:: TASK REQUIREMENTS ::
Give every line from the entries that contains "random".

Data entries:

════

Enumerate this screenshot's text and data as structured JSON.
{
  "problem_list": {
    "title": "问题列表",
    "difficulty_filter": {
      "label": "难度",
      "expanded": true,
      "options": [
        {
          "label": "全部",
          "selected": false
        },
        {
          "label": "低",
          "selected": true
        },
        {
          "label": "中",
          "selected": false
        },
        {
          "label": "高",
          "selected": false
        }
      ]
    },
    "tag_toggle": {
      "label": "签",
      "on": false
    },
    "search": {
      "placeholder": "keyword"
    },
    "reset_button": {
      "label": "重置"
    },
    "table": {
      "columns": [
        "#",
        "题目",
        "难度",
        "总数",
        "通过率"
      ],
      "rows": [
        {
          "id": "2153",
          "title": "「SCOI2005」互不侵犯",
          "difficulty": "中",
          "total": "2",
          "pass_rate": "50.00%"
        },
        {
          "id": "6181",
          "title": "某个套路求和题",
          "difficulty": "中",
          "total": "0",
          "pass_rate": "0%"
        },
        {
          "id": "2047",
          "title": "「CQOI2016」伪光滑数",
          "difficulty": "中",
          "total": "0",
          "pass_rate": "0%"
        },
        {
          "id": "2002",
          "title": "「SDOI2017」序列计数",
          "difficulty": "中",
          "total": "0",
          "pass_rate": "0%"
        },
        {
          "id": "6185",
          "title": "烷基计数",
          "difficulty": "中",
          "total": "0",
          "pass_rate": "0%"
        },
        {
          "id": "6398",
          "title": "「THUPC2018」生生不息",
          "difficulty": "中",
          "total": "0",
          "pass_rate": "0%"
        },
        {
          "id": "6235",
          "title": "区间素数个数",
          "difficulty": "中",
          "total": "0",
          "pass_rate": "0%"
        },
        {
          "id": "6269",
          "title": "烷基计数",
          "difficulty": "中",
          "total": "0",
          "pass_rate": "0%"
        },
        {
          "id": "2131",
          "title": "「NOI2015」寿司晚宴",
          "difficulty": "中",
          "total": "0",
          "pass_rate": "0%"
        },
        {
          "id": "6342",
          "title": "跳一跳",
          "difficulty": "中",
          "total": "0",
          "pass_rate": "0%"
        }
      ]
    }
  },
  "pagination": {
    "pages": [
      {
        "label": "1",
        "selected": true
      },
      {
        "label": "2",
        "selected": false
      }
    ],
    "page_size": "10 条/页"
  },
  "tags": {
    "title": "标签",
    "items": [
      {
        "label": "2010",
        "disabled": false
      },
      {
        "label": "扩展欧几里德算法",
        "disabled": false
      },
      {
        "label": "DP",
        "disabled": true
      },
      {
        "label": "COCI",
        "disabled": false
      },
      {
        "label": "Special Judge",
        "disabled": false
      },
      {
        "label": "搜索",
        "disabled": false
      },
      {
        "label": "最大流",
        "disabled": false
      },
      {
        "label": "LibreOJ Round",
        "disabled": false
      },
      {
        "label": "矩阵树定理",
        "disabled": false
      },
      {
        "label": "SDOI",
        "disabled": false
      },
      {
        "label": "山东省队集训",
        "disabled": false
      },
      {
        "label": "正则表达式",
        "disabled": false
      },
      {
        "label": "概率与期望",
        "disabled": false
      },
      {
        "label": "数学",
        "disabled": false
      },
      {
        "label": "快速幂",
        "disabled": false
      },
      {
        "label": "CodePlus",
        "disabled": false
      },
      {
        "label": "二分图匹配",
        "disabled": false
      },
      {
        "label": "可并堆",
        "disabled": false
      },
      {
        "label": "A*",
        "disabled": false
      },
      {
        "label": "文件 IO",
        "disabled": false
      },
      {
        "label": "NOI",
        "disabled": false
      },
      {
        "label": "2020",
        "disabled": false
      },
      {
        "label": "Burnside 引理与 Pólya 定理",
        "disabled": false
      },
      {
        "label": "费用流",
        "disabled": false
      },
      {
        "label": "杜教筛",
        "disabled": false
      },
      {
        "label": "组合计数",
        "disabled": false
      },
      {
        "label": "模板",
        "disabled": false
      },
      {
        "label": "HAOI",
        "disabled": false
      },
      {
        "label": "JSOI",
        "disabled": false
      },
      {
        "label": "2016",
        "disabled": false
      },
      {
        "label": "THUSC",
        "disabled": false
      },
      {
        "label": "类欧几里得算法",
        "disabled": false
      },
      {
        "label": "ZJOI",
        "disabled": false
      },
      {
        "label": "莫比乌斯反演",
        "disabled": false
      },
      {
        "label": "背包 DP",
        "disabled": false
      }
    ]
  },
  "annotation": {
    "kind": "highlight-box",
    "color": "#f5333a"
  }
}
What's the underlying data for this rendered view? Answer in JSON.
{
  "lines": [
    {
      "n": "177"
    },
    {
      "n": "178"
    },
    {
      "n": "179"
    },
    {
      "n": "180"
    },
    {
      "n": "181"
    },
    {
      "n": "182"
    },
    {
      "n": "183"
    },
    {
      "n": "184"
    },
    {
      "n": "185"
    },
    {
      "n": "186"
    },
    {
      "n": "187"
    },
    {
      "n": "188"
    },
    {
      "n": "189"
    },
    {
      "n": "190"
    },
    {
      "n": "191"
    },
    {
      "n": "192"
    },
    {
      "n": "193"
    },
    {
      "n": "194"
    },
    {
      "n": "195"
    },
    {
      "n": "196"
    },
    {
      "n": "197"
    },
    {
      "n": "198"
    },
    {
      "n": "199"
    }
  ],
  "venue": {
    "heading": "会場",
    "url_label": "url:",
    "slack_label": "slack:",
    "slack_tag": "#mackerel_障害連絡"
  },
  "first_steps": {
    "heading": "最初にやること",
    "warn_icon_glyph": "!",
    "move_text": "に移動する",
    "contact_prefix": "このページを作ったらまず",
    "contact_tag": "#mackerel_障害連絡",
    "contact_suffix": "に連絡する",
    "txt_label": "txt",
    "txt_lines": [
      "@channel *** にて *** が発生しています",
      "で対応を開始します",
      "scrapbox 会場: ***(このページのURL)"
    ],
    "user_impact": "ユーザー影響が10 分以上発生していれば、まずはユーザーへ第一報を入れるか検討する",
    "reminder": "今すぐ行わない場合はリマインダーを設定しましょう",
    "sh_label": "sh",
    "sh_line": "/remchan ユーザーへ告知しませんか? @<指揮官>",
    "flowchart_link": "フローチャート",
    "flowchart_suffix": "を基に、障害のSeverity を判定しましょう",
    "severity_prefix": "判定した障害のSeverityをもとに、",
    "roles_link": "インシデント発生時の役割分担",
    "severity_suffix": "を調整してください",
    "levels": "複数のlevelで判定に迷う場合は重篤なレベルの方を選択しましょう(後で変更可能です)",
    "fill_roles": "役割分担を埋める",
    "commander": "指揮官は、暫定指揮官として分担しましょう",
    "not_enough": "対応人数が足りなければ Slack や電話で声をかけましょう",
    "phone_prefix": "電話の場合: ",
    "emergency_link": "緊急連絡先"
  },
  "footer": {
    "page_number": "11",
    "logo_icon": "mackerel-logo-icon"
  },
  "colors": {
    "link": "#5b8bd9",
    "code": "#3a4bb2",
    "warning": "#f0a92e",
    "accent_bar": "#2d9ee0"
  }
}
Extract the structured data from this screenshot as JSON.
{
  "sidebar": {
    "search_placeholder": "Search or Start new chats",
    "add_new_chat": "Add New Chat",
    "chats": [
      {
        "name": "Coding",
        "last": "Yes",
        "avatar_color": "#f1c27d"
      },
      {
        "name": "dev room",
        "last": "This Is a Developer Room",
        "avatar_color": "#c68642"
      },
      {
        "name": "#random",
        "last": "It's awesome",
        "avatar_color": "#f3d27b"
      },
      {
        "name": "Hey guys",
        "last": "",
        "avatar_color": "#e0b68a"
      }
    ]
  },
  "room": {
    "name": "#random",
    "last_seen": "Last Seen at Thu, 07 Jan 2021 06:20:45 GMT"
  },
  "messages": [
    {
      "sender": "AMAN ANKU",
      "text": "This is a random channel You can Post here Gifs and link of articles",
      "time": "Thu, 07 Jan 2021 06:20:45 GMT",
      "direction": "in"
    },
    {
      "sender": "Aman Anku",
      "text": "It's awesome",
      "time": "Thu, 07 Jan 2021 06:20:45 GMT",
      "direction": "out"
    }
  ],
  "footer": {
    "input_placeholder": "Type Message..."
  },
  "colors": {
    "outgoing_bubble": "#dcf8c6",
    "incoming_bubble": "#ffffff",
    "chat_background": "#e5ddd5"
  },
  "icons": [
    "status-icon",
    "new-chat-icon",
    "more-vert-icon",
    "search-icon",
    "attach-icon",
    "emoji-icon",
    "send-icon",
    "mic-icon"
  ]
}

════

:: TASK ANSWER ::
        "name": "#random",
    "name": "#random",
      "text": "This is a random channel You can Post here Gifs and link of articles",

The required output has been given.